- **TASK GOAL**
In the entries below, find the lines with the word "hervor" and copy them.

- **Extracted records**
▼▼▼

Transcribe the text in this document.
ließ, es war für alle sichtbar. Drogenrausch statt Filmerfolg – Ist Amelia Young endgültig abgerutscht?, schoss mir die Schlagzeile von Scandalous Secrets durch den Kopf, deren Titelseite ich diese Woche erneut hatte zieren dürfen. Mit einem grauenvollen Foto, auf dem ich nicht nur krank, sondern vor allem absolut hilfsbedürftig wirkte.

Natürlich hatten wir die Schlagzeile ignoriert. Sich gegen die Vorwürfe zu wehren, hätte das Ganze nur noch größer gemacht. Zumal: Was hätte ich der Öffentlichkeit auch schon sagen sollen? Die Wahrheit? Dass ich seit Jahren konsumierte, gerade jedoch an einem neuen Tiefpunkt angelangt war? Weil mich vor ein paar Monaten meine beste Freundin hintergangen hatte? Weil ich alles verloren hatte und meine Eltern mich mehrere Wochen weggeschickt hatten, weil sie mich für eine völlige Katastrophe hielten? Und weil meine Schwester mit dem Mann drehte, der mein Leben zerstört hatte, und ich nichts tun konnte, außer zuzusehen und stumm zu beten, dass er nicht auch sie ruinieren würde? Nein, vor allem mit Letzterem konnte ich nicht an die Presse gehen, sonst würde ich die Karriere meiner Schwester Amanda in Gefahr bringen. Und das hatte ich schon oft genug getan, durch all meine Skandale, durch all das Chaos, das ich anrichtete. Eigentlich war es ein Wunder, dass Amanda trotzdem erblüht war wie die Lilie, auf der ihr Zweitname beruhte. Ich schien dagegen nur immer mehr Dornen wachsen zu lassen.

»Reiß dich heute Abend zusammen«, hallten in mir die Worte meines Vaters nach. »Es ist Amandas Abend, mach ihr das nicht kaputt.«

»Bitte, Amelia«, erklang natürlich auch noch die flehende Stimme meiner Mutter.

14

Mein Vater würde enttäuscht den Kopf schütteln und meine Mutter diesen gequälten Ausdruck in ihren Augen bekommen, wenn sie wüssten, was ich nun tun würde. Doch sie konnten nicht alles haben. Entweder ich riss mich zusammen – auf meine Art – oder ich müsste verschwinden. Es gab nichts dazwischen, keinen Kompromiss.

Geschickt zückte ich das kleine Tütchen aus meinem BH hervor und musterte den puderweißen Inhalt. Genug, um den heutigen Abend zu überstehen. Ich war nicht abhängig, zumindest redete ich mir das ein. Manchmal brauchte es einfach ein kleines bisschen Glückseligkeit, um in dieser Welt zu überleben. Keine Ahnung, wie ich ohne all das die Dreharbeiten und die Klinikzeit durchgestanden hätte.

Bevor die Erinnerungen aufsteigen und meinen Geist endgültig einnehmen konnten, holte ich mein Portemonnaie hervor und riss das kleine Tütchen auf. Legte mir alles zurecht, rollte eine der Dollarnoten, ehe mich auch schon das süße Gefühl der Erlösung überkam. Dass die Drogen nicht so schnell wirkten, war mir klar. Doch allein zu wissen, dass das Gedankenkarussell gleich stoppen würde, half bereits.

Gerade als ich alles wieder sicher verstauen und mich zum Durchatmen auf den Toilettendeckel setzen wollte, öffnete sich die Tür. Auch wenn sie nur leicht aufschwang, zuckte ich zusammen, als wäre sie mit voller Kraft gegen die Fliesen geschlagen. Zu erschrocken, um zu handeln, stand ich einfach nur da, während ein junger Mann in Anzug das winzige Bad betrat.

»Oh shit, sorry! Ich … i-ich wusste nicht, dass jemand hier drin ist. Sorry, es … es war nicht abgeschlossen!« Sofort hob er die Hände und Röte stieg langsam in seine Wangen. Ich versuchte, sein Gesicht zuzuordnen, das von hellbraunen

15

▲▲▲

- **EXPECTED OUTPUT**
Geschickt zückte ich das kleine Tütchen aus meinem BH hervor und musterte den puderweißen Inhalt. Genug, um den heutigen Abend zu überstehen. Ich war nicht abhängig, zumindest redete ich mir das ein. Manchmal brauchte es einfach ein kleines bisschen Glückseligkeit, um in dieser Welt zu überleben. Keine Ahnung, wie ich ohne all das die Dreharbeiten und die Klinikzeit durchgestanden hätte.
Bevor die Erinnerungen aufsteigen und meinen Geist endgültig einnehmen konnten, holte ich mein Portemonnaie hervor und riss das kleine Tütchen auf. Legte mir alles zurecht, rollte eine der Dollarnoten, ehe mich auch schon das süße Gefühl der Erlösung überkam. Dass die Drogen nicht so schnell wirkten, war mir klar. Doch allein zu wissen, dass das Gedankenkarussell gleich stoppen würde, half bereits.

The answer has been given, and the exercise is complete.